The data must be written out once more, precisely as given.

%%

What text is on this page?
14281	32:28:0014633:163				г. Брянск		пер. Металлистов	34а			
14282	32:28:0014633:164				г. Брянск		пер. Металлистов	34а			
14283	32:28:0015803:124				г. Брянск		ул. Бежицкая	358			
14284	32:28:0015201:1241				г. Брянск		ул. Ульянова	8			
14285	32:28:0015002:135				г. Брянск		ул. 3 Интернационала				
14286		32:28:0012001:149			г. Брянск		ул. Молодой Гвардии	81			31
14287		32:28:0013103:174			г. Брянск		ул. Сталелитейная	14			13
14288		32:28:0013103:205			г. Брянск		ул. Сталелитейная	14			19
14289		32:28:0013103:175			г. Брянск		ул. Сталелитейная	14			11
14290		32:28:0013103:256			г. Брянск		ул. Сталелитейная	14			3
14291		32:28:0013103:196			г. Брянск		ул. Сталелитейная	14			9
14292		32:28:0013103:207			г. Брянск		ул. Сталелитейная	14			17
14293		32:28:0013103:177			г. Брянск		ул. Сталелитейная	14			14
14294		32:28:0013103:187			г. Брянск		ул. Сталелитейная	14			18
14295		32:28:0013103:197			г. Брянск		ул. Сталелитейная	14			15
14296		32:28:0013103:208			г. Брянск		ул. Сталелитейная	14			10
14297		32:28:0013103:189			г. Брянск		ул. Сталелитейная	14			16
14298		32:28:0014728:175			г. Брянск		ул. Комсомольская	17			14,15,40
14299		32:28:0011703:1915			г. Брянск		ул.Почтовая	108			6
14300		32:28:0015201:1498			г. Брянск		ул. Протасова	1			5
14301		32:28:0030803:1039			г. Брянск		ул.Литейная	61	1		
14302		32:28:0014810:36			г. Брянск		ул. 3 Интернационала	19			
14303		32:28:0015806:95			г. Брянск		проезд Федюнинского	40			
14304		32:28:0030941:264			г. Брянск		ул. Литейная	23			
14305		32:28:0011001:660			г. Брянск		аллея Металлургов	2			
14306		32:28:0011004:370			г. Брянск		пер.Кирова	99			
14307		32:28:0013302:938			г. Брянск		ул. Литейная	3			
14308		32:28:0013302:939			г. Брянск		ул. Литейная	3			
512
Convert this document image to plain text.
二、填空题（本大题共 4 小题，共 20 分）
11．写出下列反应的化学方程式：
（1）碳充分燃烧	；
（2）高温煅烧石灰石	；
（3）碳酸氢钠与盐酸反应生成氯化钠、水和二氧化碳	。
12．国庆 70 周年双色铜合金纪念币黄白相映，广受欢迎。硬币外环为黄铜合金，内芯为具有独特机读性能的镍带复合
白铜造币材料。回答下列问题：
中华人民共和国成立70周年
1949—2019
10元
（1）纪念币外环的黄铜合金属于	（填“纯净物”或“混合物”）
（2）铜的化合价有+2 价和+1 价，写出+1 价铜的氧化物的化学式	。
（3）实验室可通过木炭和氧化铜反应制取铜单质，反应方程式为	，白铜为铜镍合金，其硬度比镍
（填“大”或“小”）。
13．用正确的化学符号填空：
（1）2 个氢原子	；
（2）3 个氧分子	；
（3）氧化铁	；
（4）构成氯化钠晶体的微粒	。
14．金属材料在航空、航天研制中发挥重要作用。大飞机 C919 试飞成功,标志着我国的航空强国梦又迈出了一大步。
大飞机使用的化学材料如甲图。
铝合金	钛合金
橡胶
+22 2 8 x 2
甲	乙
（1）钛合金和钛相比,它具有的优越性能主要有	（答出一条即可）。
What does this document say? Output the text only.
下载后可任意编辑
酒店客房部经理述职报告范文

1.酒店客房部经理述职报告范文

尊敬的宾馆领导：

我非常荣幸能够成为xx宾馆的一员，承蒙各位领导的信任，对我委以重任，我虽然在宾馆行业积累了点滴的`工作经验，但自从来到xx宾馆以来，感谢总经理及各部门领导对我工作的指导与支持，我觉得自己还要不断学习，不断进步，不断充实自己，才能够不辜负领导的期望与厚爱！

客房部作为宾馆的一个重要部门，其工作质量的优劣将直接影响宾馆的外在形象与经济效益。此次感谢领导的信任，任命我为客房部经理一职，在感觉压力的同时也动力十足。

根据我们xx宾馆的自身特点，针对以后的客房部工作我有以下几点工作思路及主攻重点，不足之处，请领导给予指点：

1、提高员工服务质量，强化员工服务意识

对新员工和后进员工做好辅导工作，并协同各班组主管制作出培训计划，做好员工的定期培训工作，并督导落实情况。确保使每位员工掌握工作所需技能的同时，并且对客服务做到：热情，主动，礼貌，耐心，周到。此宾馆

%%

**Result of this exercise:**
What text is on this page?
14281	32:28:0014633:163				г. Брянск		пер. Металлистов	34а			
14282	32:28:0014633:164				г. Брянск		пер. Металлистов	34а			
14283	32:28:0015803:124				г. Брянск		ул. Бежицкая	358			
14284	32:28:0015201:1241				г. Брянск		ул. Ульянова	8			
14285	32:28:0015002:135				г. Брянск		ул. 3 Интернационала				
14286		32:28:0012001:149			г. Брянск		ул. Молодой Гвардии	81			31
14287		32:28:0013103:174			г. Брянск		ул. Сталелитейная	14			13
14288		32:28:0013103:205			г. Брянск		ул. Сталелитейная	14			19
14289		32:28:0013103:175			г. Брянск		ул. Сталелитейная	14			11
14290		32:28:0013103:256			г. Брянск		ул. Сталелитейная	14			3
14291		32:28:0013103:196			г. Брянск		ул. Сталелитейная	14			9
14292		32:28:0013103:207			г. Брянск		ул. Сталелитейная	14			17
14293		32:28:0013103:177			г. Брянск		ул. Сталелитейная	14			14
14294		32:28:0013103:187			г. Брянск		ул. Сталелитейная	14			18
14295		32:28:0013103:197			г. Брянск		ул. Сталелитейная	14			15
14296		32:28:0013103:208			г. Брянск		ул. Сталелитейная	14			10
14297		32:28:0013103:189			г. Брянск		ул. Сталелитейная	14			16
14298		32:28:0014728:175			г. Брянск		ул. Комсомольская	17			14,15,40
14299		32:28:0011703:1915			г. Брянск		ул.Почтовая	108			6
14300		32:28:0015201:1498			г. Брянск		ул. Протасова	1			5
14301		32:28:0030803:1039			г. Брянск		ул.Литейная	61	1		
14302		32:28:0014810:36			г. Брянск		ул. 3 Интернационала	19			
14303		32:28:0015806:95			г. Брянск		проезд Федюнинского	40			
14304		32:28:0030941:264			г. Брянск		ул. Литейная	23			
14305		32:28:0011001:660			г. Брянск		аллея Металлургов	2			
14306		32:28:0011004:370			г. Брянск		пер.Кирова	99			
14307		32:28:0013302:938			г. Брянск		ул. Литейная	3			
14308		32:28:0013302:939			г. Брянск		ул. Литейная	3			
512
Convert this document image to plain text.
二、填空题（本大题共 4 小题，共 20 分）
11．写出下列反应的化学方程式：
（1）碳充分燃烧	；
（2）高温煅烧石灰石	；
（3）碳酸氢钠与盐酸反应生成氯化钠、水和二氧化碳	。
12．国庆 70 周年双色铜合金纪念币黄白相映，广受欢迎。硬币外环为黄铜合金，内芯为具有独特机读性能的镍带复合
白铜造币材料。回答下列问题：
中华人民共和国成立70周年
1949—2019
10元
（1）纪念币外环的黄铜合金属于	（填“纯净物”或“混合物”）
（2）铜的化合价有+2 价和+1 价，写出+1 价铜的氧化物的化学式	。
（3）实验室可通过木炭和氧化铜反应制取铜单质，反应方程式为	，白铜为铜镍合金，其硬度比镍
（填“大”或“小”）。
13．用正确的化学符号填空：
（1）2 个氢原子	；
（2）3 个氧分子	；
（3）氧化铁	；
（4）构成氯化钠晶体的微粒	。
14．金属材料在航空、航天研制中发挥重要作用。大飞机 C919 试飞成功,标志着我国的航空强国梦又迈出了一大步。
大飞机使用的化学材料如甲图。
铝合金	钛合金
橡胶
+22 2 8 x 2
甲	乙
（1）钛合金和钛相比,它具有的优越性能主要有	（答出一条即可）。
What does this document say? Output the text only.
下载后可任意编辑
酒店客房部经理述职报告范文

1.酒店客房部经理述职报告范文

尊敬的宾馆领导：

我非常荣幸能够成为xx宾馆的一员，承蒙各位领导的信任，对我委以重任，我虽然在宾馆行业积累了点滴的`工作经验，但自从来到xx宾馆以来，感谢总经理及各部门领导对我工作的指导与支持，我觉得自己还要不断学习，不断进步，不断充实自己，才能够不辜负领导的期望与厚爱！

客房部作为宾馆的一个重要部门，其工作质量的优劣将直接影响宾馆的外在形象与经济效益。此次感谢领导的信任，任命我为客房部经理一职，在感觉压力的同时也动力十足。

根据我们xx宾馆的自身特点，针对以后的客房部工作我有以下几点工作思路及主攻重点，不足之处，请领导给予指点：

1、提高员工服务质量，强化员工服务意识

对新员工和后进员工做好辅导工作，并协同各班组主管制作出培训计划，做好员工的定期培训工作，并督导落实情况。确保使每位员工掌握工作所需技能的同时，并且对客服务做到：热情，主动，礼貌，耐心，周到。此宾馆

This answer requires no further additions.